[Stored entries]
------------------------------------
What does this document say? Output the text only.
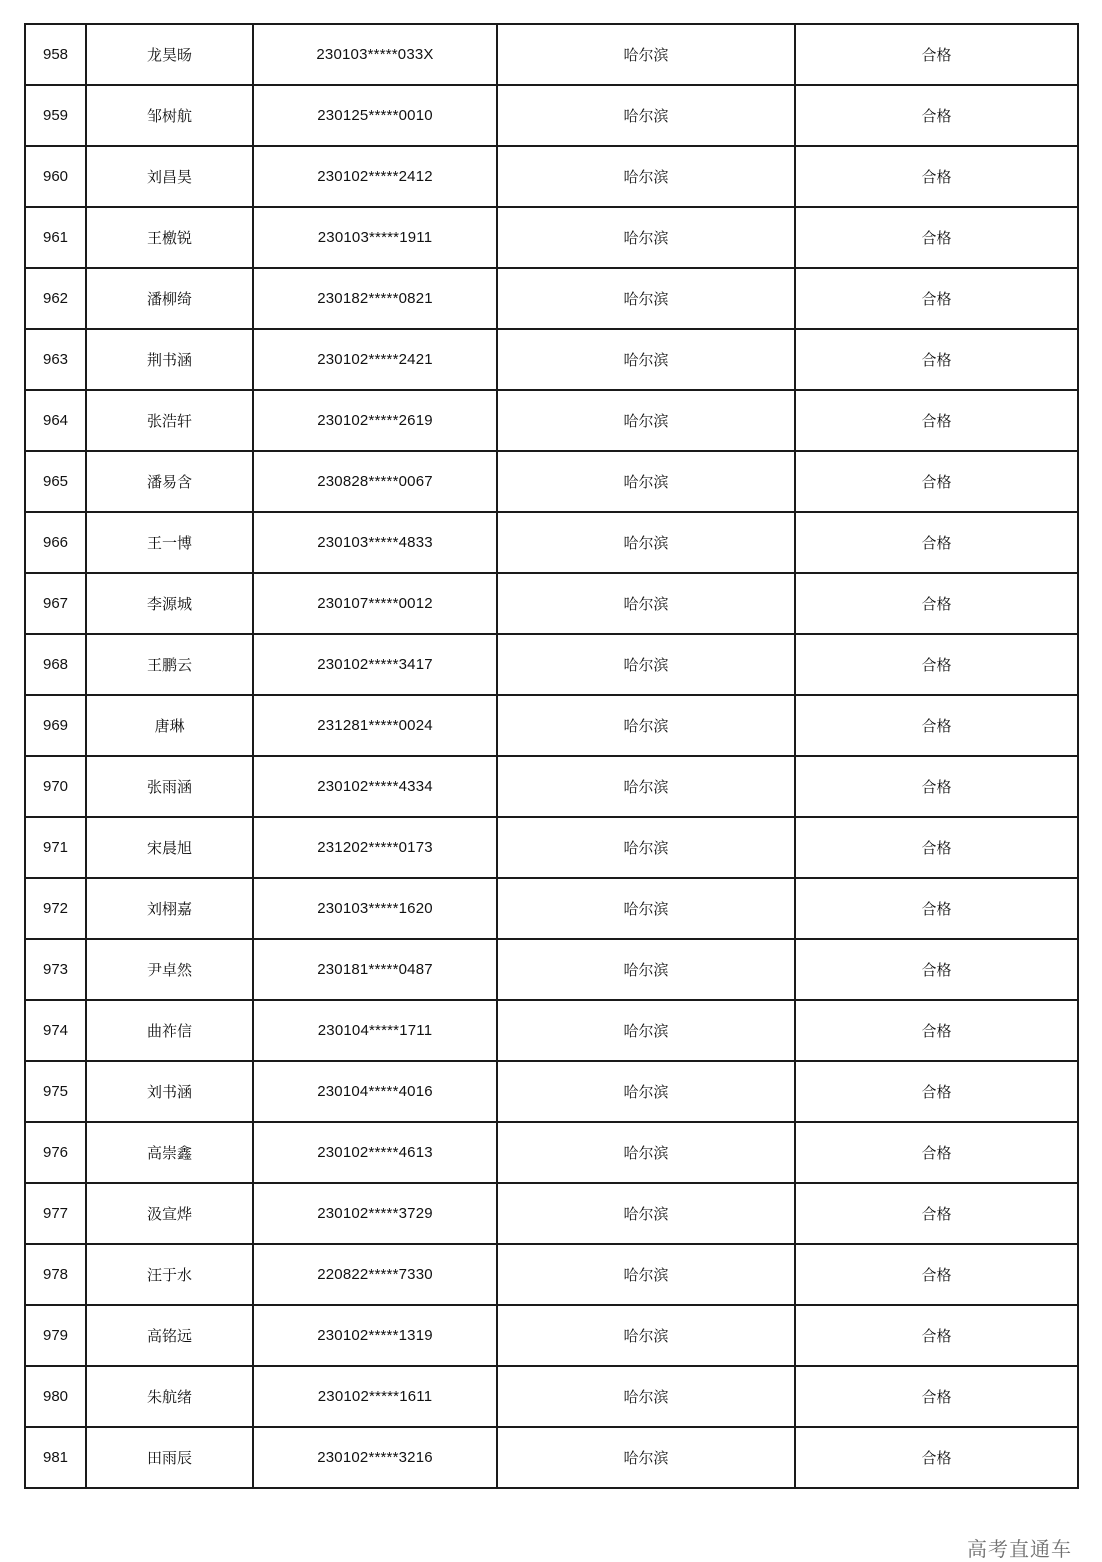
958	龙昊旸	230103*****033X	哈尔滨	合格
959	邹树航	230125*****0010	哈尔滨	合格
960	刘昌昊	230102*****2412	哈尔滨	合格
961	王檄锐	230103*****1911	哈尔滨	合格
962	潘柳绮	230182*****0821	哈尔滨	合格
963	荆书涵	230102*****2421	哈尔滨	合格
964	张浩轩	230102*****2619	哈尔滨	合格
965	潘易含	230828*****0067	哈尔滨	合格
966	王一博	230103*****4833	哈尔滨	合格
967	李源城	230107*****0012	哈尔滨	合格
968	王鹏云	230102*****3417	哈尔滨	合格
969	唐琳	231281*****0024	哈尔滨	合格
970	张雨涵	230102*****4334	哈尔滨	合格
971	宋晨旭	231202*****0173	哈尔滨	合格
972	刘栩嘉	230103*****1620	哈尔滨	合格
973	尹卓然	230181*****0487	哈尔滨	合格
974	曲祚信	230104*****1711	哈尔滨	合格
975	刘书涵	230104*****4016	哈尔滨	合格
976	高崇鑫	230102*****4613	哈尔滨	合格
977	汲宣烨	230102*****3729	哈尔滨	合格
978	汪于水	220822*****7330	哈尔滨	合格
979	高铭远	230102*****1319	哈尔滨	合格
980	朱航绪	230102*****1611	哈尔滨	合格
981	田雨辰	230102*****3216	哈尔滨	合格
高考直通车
------------------------------------
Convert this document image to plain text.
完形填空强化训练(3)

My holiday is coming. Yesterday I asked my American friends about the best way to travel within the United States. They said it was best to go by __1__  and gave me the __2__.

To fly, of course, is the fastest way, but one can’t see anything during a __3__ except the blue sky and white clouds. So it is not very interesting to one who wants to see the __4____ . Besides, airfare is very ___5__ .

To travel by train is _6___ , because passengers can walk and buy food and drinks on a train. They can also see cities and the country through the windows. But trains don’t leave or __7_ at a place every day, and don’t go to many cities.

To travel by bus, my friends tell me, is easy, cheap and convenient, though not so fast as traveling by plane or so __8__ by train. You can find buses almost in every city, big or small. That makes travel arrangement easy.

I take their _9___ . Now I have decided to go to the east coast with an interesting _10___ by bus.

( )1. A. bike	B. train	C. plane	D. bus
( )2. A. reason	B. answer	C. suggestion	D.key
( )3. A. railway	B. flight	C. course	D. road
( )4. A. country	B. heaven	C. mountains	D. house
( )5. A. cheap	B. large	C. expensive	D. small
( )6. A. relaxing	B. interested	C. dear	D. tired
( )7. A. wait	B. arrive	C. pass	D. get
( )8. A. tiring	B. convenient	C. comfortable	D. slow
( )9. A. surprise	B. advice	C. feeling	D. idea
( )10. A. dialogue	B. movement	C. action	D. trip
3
------------------------------------
- WHAT THE EXERCISE ASKS -
Pull out all lines from the entries above that include the word "They".

- OUTPUT FOR THIS EXERCISE -
My holiday is coming. Yesterday I asked my American friends about the best way to travel within the United States. They said it was best to go by __1__  and gave me the __2__.
To travel by train is _6___ , because passengers can walk and buy food and drinks on a train. They can also see cities and the country through the windows. But trains don’t leave or __7_ at a place every day, and don’t go to many cities.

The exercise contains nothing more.